■ TASK
Show all lines from the listing below that contain "Charging".
^^^^^^^^^^^^^^^^
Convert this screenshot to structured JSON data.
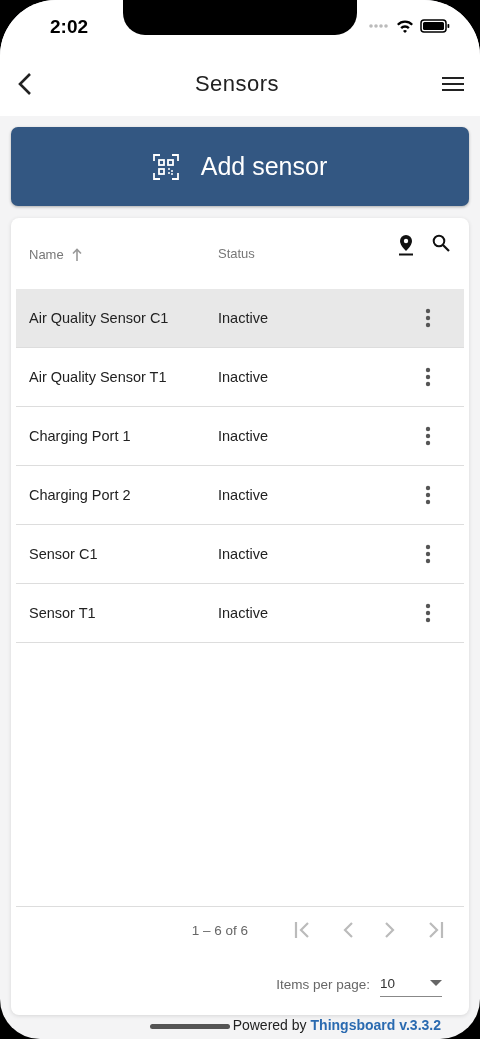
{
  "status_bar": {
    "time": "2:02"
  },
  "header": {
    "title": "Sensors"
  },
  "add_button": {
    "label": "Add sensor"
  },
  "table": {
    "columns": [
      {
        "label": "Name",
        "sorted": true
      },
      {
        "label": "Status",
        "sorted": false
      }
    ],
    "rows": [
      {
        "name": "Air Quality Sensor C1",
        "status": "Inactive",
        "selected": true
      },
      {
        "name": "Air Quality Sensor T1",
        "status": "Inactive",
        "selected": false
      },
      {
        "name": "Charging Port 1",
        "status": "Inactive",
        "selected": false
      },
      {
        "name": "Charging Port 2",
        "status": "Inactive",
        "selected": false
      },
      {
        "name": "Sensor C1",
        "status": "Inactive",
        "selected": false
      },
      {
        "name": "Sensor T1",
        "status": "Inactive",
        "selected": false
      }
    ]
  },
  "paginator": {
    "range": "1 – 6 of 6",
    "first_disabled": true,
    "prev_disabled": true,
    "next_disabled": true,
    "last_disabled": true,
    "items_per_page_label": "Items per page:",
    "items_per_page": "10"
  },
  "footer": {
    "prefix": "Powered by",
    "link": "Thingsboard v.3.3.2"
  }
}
^^^^^^^^^^^^^^^^
■ COMPLETED EXERCISE
        "name": "Charging Port 1",
        "name": "Charging Port 2",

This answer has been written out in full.